Your objective - Restate the passage on the Treaty of Dovydiškės starting at "The Treaty of" and ending at "Civil War (1381–1384).", swapping "secret" for "covert".

Document section -
The Treaty of Dovydiškės (Dovydiškių sutartis; Vertrag von Daudisken), Daudiske, or Daudisken was a secret treaty signed on 31 May 1380 between Jogaila, the Grand Duke of Lithuania, and Winrich von Kniprode, the Grand Master of the Teutonic Knights. The treaty was directed against Jogaila's uncle Kęstutis and its effect was to precipitate the Lithuanian Civil War (1381–1384).

==Background==
The treaty was signed soon after Grand Duke Algirdas' death in 1377. Algirdas named his son Jogaila as his successor and not Kęstutis, his brother and co-ruler. Kęstutis and his son Vytautas acknowledged Jogaila's title and maintained friendly relations with him even when his right of inheritance was challenged by Andrei of Polotsk, Algirdas' eldest son. The Teutonic Knights continued their crusade against pagan Lithuania. A large campaign was organized in winter of 1378. Teutons reached Brest and as far as the Pripyat River. The Livonian Order raided Upytė. Another campaign threatened the capital in Vilnius. Kęstutis offered to negotiate a truce and exchange of prisoners. On 29 September 1379 a ten-year truce was signed in Trakai. It was the last treaty that Kęstutis and Jogaila signed jointly. However, the truce protected only Christian lands in the south, thus Kęstutis' pagan realms in northern and western Lithuania were still vulnerable to Teutonic attacks. In February 1380, Jogaila, without Kęstutis, made a five-month truce with the Livonian Order to protect his Lithuanian domains and Polotsk, just taken from his rival Andrei of Polotsk.

==Provisions==
To cover up the signing of the treaty, the Teutonic Knights organized a five-day hunt in May 1380. The Lithuanian side was represented by Jogaila and his adviser Vaidila, Vytautas and his adviser Ivan Olshanski. Vytautas' presence further complicated explanations of the treaty and it is unclear if he knew about the negotiations. The Teutons sent grosskomtur Rüdiger von Elner, komtur of Elbing Ulrich von Fricke, and vogt of Dirschau Albrecht von Luchtenberg. The place where the treaty was signed is not known. The name of Dovydiškės is found only in the chronicles of Wigand of Marburg as Dowidisken. The treaty itself mentions Daudiske; German language texts have used Daudiske or Daudisken. However, no such place is known either in Lithuania or Prussia. Some theories claim that the treaty was signed somewhere between Kaunas and Insterburg or that the village was named Šiaudiniškė (Szaudiniszki).

Document layout detection data -

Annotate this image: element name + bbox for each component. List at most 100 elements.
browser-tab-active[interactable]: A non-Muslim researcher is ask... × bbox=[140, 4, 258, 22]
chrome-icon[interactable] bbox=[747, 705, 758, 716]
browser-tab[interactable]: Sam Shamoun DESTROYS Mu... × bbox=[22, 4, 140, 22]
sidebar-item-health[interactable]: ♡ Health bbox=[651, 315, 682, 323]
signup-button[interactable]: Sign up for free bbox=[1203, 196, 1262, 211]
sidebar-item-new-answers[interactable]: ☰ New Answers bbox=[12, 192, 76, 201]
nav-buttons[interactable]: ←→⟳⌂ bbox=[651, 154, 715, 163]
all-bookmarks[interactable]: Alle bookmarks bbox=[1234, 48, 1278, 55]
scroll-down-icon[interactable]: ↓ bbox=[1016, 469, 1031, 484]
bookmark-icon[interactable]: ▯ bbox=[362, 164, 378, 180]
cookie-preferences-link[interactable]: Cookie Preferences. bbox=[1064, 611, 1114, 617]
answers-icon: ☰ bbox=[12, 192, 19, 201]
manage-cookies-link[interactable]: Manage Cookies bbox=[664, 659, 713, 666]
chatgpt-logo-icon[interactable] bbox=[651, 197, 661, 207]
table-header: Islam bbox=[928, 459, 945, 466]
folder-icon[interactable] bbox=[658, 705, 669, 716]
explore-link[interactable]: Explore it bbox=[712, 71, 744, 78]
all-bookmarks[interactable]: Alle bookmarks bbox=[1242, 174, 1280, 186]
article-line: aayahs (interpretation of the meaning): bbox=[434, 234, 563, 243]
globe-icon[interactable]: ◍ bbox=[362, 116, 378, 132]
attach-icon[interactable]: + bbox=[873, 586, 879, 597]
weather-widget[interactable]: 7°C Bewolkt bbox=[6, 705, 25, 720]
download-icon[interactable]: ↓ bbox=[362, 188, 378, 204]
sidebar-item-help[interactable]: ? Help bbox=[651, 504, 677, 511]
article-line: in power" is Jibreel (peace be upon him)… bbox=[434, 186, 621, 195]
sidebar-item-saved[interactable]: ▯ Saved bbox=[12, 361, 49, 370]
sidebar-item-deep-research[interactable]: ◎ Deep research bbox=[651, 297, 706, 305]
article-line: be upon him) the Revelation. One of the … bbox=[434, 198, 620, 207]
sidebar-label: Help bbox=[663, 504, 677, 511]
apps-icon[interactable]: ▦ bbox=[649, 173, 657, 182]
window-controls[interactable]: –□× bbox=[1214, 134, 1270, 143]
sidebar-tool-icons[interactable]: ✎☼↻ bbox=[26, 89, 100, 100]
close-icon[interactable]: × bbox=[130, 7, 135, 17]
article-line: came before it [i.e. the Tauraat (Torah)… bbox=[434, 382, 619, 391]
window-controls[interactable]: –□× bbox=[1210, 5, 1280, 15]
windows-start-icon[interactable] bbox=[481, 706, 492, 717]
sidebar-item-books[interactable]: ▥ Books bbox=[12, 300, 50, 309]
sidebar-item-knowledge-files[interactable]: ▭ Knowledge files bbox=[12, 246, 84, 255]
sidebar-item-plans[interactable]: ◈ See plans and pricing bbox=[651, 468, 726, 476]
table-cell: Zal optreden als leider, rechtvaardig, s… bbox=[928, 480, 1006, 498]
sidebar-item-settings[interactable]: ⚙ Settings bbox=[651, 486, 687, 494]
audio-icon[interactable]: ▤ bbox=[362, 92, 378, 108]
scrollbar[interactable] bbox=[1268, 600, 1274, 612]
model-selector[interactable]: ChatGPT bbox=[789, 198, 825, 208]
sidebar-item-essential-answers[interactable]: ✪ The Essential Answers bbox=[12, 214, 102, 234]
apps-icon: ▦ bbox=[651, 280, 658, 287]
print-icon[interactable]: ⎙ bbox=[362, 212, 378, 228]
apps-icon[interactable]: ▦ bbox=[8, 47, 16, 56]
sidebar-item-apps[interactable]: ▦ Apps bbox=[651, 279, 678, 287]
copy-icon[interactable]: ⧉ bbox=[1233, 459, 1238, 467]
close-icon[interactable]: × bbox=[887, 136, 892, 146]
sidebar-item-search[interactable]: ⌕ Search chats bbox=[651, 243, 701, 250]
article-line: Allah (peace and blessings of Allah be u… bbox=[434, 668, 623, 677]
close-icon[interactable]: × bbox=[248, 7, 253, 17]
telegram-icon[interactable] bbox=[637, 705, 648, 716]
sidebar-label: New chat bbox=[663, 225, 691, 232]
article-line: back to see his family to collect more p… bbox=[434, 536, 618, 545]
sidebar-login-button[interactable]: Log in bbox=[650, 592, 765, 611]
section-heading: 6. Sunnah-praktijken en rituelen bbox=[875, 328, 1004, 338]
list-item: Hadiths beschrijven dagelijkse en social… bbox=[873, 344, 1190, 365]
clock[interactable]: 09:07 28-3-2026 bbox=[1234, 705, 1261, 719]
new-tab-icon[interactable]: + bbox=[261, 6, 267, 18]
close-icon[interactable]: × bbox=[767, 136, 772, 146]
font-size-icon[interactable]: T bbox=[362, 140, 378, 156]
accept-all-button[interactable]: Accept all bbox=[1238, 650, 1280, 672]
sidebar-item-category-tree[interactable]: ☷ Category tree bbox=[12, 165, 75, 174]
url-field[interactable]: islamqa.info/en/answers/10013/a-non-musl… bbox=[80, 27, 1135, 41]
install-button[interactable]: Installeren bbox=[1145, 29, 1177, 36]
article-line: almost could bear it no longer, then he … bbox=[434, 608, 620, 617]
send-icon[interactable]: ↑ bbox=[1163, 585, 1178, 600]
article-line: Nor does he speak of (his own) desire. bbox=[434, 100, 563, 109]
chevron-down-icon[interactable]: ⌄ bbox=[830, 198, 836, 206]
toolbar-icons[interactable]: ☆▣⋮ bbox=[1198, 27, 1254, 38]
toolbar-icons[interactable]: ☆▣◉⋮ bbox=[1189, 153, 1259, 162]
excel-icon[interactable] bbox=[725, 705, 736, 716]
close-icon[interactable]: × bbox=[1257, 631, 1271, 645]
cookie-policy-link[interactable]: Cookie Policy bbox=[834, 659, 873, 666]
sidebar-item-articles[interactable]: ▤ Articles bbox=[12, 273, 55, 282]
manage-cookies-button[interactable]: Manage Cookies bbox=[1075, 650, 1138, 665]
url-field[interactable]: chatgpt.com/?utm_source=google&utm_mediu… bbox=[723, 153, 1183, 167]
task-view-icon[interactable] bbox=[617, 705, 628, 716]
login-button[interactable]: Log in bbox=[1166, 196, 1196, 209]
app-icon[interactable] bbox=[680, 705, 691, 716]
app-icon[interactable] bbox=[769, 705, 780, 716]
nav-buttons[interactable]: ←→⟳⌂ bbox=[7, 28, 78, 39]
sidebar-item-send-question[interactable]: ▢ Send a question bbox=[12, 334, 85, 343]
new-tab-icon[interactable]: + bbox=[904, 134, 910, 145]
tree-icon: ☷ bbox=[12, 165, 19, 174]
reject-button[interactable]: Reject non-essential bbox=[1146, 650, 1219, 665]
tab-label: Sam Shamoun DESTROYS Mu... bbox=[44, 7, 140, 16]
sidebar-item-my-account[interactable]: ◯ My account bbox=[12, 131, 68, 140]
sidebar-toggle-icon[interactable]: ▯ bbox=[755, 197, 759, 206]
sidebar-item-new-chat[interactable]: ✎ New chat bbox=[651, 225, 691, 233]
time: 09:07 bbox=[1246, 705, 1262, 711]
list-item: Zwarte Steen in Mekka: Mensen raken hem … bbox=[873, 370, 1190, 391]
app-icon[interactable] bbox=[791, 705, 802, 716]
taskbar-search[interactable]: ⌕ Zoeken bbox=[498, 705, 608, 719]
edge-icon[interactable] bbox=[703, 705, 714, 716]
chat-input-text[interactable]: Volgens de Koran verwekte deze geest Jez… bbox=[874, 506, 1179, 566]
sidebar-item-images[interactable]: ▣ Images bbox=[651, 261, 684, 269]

Solution for this exercise -
The Treaty of Dovydiškės (Dovydiškių sutartis; Vertrag von Daudisken), Daudiske, or Daudisken was a covert treaty signed on 31 May 1380 between Jogaila, the Grand Duke of Lithuania, and Winrich von Kniprode, the Grand Master of the Teutonic Knights. The treaty was directed against Jogaila's uncle Kęstutis and its effect was to precipitate the Lithuanian Civil War (1381–1384).